What is being asked – Each of the entries should be retyped precisely as it appears.

Dataset excerpts –
^^^^^^^^^^^^^^^^

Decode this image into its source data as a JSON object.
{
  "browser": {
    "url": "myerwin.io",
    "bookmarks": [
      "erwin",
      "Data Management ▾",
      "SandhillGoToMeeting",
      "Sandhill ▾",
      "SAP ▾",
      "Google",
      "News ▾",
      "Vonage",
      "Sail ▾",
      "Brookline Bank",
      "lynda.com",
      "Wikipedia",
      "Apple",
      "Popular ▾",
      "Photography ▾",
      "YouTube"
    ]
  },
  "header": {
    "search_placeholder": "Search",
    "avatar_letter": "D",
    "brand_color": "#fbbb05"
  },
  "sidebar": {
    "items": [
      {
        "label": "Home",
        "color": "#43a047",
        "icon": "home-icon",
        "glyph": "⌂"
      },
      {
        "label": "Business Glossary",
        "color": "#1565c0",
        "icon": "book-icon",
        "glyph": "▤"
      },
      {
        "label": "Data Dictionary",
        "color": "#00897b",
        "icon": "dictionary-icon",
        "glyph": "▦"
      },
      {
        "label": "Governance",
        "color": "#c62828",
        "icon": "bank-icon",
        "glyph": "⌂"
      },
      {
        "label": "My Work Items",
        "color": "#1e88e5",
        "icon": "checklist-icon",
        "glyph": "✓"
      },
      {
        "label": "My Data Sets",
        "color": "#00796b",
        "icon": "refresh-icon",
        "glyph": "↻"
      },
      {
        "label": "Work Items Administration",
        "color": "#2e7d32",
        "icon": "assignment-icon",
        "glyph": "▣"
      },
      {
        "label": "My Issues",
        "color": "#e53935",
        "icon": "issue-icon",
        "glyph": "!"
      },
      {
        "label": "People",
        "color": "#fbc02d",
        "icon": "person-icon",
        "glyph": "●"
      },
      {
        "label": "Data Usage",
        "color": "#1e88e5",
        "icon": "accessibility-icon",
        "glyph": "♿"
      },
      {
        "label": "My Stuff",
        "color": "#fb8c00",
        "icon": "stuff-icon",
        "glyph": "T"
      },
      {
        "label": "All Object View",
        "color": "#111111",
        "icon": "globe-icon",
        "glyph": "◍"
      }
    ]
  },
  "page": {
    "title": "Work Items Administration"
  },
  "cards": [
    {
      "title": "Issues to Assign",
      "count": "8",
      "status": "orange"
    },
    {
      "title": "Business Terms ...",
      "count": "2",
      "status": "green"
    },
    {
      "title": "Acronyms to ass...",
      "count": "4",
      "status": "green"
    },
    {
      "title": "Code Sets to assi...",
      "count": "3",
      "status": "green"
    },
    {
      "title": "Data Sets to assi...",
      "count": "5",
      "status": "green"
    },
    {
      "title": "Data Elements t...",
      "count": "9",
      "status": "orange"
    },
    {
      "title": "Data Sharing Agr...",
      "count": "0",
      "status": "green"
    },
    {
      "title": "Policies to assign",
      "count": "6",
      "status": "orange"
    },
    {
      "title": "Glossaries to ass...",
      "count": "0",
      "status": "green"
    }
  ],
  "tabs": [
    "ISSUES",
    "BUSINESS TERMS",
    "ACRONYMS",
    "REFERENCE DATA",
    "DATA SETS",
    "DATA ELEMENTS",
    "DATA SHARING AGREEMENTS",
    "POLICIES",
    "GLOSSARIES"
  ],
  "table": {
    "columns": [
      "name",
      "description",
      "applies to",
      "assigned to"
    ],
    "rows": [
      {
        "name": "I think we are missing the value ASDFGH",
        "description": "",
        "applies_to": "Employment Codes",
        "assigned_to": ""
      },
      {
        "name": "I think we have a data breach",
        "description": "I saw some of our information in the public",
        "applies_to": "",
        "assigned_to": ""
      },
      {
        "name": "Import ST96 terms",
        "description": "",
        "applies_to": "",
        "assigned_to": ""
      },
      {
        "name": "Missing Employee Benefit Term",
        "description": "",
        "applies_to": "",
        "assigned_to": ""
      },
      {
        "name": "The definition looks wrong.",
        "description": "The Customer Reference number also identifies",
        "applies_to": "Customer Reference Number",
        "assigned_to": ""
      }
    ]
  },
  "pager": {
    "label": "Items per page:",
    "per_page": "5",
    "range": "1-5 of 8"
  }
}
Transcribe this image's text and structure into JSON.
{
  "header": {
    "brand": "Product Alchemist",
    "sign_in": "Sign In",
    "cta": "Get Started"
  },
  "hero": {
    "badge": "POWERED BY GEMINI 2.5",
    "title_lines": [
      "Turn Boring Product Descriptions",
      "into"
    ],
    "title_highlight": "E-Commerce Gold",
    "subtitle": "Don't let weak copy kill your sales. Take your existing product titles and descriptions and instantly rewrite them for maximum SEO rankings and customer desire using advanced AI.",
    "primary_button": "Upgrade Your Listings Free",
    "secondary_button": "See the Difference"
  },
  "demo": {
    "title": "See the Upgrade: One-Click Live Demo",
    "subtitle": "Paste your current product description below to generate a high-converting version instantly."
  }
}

^^^^^^^^^^^^^^^^

Exercise answer –
Decode this image into its source data as a JSON object.
{
  "browser": {
    "url": "myerwin.io",
    "bookmarks": [
      "erwin",
      "Data Management ▾",
      "SandhillGoToMeeting",
      "Sandhill ▾",
      "SAP ▾",
      "Google",
      "News ▾",
      "Vonage",
      "Sail ▾",
      "Brookline Bank",
      "lynda.com",
      "Wikipedia",
      "Apple",
      "Popular ▾",
      "Photography ▾",
      "YouTube"
    ]
  },
  "header": {
    "search_placeholder": "Search",
    "avatar_letter": "D",
    "brand_color": "#fbbb05"
  },
  "sidebar": {
    "items": [
      {
        "label": "Home",
        "color": "#43a047",
        "icon": "home-icon",
        "glyph": "⌂"
      },
      {
        "label": "Business Glossary",
        "color": "#1565c0",
        "icon": "book-icon",
        "glyph": "▤"
      },
      {
        "label": "Data Dictionary",
        "color": "#00897b",
        "icon": "dictionary-icon",
        "glyph": "▦"
      },
      {
        "label": "Governance",
        "color": "#c62828",
        "icon": "bank-icon",
        "glyph": "⌂"
      },
      {
        "label": "My Work Items",
        "color": "#1e88e5",
        "icon": "checklist-icon",
        "glyph": "✓"
      },
      {
        "label": "My Data Sets",
        "color": "#00796b",
        "icon": "refresh-icon",
        "glyph": "↻"
      },
      {
        "label": "Work Items Administration",
        "color": "#2e7d32",
        "icon": "assignment-icon",
        "glyph": "▣"
      },
      {
        "label": "My Issues",
        "color": "#e53935",
        "icon": "issue-icon",
        "glyph": "!"
      },
      {
        "label": "People",
        "color": "#fbc02d",
        "icon": "person-icon",
        "glyph": "●"
      },
      {
        "label": "Data Usage",
        "color": "#1e88e5",
        "icon": "accessibility-icon",
        "glyph": "♿"
      },
      {
        "label": "My Stuff",
        "color": "#fb8c00",
        "icon": "stuff-icon",
        "glyph": "T"
      },
      {
        "label": "All Object View",
        "color": "#111111",
        "icon": "globe-icon",
        "glyph": "◍"
      }
    ]
  },
  "page": {
    "title": "Work Items Administration"
  },
  "cards": [
    {
      "title": "Issues to Assign",
      "count": "8",
      "status": "orange"
    },
    {
      "title": "Business Terms ...",
      "count": "2",
      "status": "green"
    },
    {
      "title": "Acronyms to ass...",
      "count": "4",
      "status": "green"
    },
    {
      "title": "Code Sets to assi...",
      "count": "3",
      "status": "green"
    },
    {
      "title": "Data Sets to assi...",
      "count": "5",
      "status": "green"
    },
    {
      "title": "Data Elements t...",
      "count": "9",
      "status": "orange"
    },
    {
      "title": "Data Sharing Agr...",
      "count": "0",
      "status": "green"
    },
    {
      "title": "Policies to assign",
      "count": "6",
      "status": "orange"
    },
    {
      "title": "Glossaries to ass...",
      "count": "0",
      "status": "green"
    }
  ],
  "tabs": [
    "ISSUES",
    "BUSINESS TERMS",
    "ACRONYMS",
    "REFERENCE DATA",
    "DATA SETS",
    "DATA ELEMENTS",
    "DATA SHARING AGREEMENTS",
    "POLICIES",
    "GLOSSARIES"
  ],
  "table": {
    "columns": [
      "name",
      "description",
      "applies to",
      "assigned to"
    ],
    "rows": [
      {
        "name": "I think we are missing the value ASDFGH",
        "description": "",
        "applies_to": "Employment Codes",
        "assigned_to": ""
      },
      {
        "name": "I think we have a data breach",
        "description": "I saw some of our information in the public",
        "applies_to": "",
        "assigned_to": ""
      },
      {
        "name": "Import ST96 terms",
        "description": "",
        "applies_to": "",
        "assigned_to": ""
      },
      {
        "name": "Missing Employee Benefit Term",
        "description": "",
        "applies_to": "",
        "assigned_to": ""
      },
      {
        "name": "The definition looks wrong.",
        "description": "The Customer Reference number also identifies",
        "applies_to": "Customer Reference Number",
        "assigned_to": ""
      }
    ]
  },
  "pager": {
    "label": "Items per page:",
    "per_page": "5",
    "range": "1-5 of 8"
  }
}
Transcribe this image's text and structure into JSON.
{
  "header": {
    "brand": "Product Alchemist",
    "sign_in": "Sign In",
    "cta": "Get Started"
  },
  "hero": {
    "badge": "POWERED BY GEMINI 2.5",
    "title_lines": [
      "Turn Boring Product Descriptions",
      "into"
    ],
    "title_highlight": "E-Commerce Gold",
    "subtitle": "Don't let weak copy kill your sales. Take your existing product titles and descriptions and instantly rewrite them for maximum SEO rankings and customer desire using advanced AI.",
    "primary_button": "Upgrade Your Listings Free",
    "secondary_button": "See the Difference"
  },
  "demo": {
    "title": "See the Upgrade: One-Click Live Demo",
    "subtitle": "Paste your current product description below to generate a high-converting version instantly."
  }
}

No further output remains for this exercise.